Telle est, du moins, la position sans équivoque de l' Église catholique du pays. Le cardinal Jean-Claude Hollerich, par ailleurs peu soupçonné de s'opposer à l'esprit du temps, résume la situation : « Ce droit est déjà inscrit dans la loi ; je ne comprends pas pourquoi il devrait également figurer dans la Constitution. » L'archevêque de Luxembourg prévient que son inscription dans la Constitution serait « un triste jour dans l'histoire du Luxembourg ».
Ce qui est particulièrement inquiétant, c'est la manière dont ce débat est mené. Hollerich y voit une menace pour la démocratie : « On nous impose une sorte d'opinion coercitive. » Si des questions éthiques fondamentales étaient écartées du débat démocratique par un amendement constitutionnel, des précédents dangereux surgiraient.
« Si l'on n'est plus libre de s'exprimer, (...) alors nous sommes face à une démocratie libérale qui a pris les caractéristiques d'un système totalitaire », prévient clairement le cardinal. Cette évolution pourrait pousser les personnes en désaccord à l'extrémisme – un sérieux avertissement contre les tendances à la division sociale.
La résistance se forme
Sans surprise, la résistance à cette proposition émane principalement des camps bourgeois et conservateurs. Le Parti de la réforme démocratique alternative (ADR) rejette ouvertement la modification constitutionnelle, tandis que les partis au pouvoir, le Parti populaire chrétien-social (CSV) et même le Parti démocrate libéral, affichent également de nettes réserves. La ministre de la Santé, Martine Deprez (CSV), a souligné qu'une telle proposition « n'était pas incluse dans l'accord de coalition ».

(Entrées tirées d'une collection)

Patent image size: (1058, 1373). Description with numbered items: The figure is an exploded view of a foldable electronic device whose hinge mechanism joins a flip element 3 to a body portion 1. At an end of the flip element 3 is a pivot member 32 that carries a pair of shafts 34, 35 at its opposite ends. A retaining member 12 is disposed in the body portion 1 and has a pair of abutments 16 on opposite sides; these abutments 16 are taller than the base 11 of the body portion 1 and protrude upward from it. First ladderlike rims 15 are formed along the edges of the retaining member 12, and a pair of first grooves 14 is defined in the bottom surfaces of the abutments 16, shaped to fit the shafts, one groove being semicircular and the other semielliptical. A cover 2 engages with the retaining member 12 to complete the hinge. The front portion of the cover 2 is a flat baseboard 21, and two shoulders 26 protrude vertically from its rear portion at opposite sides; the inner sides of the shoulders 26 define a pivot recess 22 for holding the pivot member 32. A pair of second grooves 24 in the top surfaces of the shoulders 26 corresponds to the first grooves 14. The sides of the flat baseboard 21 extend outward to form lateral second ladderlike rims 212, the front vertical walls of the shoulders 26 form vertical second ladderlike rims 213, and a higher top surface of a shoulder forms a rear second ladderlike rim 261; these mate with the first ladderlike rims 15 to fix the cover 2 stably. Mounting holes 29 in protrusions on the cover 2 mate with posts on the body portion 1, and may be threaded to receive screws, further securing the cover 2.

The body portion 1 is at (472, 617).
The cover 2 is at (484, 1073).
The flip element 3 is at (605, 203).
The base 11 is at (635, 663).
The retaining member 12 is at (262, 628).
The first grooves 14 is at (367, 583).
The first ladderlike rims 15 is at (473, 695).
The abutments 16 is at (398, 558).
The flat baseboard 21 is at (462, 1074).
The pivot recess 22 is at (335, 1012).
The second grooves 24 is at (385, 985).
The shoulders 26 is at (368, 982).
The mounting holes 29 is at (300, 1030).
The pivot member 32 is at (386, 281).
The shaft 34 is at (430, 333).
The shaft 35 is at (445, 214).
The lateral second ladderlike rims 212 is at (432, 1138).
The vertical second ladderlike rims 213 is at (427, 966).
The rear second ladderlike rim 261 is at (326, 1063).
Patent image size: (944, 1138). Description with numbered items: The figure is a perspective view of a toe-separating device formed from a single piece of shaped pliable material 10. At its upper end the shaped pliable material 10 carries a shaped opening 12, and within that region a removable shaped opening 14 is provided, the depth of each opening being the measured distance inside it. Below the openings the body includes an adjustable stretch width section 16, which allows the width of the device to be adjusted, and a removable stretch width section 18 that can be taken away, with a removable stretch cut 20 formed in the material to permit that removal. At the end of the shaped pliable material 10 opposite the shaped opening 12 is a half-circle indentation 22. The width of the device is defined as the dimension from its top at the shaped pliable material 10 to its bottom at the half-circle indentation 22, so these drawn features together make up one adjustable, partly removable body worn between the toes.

* [Consigne] D'après le texte fourni, qu'a souligné la ministre de la Santé, Martine Deprez, à propos de la proposition ?

* [Corrigé] Elle a souligné qu'une telle proposition n'était pas incluse dans l'accord de coalition.